====== Records to use ======

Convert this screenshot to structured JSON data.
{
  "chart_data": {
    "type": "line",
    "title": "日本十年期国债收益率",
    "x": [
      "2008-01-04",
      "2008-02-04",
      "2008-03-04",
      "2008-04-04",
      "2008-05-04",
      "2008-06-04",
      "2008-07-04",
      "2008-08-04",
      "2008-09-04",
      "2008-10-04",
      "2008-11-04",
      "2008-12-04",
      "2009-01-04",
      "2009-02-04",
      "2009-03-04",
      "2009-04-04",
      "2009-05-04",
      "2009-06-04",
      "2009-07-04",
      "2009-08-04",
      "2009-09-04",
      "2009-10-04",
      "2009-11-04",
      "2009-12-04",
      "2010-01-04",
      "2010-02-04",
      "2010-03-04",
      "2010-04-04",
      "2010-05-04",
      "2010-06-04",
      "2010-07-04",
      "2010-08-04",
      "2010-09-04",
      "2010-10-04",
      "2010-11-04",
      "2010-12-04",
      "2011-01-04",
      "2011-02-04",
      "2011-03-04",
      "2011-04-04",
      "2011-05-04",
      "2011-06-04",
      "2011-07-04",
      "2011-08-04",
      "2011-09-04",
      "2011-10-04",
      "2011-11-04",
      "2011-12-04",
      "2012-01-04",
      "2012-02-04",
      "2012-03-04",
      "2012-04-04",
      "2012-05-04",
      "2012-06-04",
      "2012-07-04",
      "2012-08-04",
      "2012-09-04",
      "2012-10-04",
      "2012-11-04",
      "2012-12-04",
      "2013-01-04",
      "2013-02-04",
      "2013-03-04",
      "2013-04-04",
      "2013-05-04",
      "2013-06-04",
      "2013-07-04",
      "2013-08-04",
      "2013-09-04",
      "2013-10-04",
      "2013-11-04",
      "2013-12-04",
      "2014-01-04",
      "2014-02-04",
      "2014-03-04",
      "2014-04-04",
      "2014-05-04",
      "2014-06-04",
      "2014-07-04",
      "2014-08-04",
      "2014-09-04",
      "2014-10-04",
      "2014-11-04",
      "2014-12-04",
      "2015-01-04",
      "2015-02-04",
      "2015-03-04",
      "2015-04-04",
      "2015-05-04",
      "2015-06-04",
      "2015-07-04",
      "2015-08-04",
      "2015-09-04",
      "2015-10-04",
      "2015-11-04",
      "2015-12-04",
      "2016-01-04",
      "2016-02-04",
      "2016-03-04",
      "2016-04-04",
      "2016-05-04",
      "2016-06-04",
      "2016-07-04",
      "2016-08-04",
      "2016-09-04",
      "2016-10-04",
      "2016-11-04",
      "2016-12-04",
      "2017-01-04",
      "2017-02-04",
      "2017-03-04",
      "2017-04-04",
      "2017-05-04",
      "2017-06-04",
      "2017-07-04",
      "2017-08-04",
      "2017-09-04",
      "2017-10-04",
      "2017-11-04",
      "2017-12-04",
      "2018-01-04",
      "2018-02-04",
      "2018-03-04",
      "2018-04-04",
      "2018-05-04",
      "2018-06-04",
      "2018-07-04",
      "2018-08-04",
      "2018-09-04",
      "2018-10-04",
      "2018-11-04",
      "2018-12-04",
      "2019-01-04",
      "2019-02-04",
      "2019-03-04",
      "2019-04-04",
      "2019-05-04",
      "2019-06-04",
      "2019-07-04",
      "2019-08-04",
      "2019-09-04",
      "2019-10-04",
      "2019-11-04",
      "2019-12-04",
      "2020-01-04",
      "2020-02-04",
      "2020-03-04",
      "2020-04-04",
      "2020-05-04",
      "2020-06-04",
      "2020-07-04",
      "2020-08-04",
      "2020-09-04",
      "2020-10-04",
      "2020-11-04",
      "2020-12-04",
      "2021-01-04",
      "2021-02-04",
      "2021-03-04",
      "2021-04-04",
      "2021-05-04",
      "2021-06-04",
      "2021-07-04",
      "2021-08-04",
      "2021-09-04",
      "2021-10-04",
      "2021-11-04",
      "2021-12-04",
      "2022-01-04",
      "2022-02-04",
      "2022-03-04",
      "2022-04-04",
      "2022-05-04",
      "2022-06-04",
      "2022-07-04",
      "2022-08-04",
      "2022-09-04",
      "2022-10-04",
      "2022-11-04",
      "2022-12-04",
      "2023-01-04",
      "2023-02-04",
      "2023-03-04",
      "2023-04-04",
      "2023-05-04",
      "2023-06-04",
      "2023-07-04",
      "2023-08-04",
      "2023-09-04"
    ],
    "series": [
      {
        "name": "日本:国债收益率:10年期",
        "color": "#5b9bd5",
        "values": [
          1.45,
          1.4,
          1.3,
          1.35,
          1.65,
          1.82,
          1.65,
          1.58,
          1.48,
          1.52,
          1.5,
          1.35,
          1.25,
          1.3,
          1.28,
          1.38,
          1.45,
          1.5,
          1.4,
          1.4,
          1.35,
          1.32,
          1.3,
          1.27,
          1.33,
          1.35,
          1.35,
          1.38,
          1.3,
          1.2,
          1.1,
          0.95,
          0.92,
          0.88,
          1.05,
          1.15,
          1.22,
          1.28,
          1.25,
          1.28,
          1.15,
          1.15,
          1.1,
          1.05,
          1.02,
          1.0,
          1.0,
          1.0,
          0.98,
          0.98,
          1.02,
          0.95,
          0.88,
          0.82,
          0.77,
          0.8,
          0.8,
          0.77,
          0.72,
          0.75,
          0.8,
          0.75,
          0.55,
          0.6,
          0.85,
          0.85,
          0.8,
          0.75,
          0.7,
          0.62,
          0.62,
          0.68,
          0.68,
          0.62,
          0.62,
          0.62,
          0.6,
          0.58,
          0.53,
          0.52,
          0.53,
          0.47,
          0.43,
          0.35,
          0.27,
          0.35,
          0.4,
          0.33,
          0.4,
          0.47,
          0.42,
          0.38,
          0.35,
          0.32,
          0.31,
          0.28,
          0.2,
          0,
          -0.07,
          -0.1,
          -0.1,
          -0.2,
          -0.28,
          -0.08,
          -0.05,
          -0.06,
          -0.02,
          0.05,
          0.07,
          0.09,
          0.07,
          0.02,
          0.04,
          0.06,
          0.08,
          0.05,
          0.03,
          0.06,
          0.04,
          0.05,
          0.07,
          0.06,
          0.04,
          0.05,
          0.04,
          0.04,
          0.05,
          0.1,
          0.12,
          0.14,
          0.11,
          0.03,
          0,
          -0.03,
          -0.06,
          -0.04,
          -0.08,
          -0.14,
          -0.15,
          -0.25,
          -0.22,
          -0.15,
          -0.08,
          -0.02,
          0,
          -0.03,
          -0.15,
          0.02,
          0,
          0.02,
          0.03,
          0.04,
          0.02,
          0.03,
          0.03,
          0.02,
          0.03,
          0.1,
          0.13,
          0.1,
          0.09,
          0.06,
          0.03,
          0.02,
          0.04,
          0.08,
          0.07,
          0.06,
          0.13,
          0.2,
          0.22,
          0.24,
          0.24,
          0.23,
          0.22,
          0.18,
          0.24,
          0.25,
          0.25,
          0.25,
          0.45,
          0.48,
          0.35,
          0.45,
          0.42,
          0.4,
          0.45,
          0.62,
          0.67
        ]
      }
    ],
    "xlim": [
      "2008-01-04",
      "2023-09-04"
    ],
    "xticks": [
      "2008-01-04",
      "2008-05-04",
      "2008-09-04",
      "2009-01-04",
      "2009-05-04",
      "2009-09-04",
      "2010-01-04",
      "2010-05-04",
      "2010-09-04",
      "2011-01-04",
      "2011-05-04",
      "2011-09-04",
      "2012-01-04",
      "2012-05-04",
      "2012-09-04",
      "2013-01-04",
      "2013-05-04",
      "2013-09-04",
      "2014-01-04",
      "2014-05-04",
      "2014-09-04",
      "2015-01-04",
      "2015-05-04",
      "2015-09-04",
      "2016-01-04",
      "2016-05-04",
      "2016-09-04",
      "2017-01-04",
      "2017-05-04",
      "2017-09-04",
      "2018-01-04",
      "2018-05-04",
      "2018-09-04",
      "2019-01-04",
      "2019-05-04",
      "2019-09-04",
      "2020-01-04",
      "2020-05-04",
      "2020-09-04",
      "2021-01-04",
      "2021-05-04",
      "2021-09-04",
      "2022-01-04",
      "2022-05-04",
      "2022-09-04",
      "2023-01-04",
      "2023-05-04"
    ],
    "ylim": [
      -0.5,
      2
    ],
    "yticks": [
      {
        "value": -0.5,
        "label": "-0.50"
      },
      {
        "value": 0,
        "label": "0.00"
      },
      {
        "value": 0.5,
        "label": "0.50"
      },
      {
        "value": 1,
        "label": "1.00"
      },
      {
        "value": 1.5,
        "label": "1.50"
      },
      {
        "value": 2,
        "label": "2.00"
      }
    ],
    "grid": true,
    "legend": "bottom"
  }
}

======

Exercise prompt - What is the number of lines above that contain "label"? Answer with that number only.

Response to this exercise - 6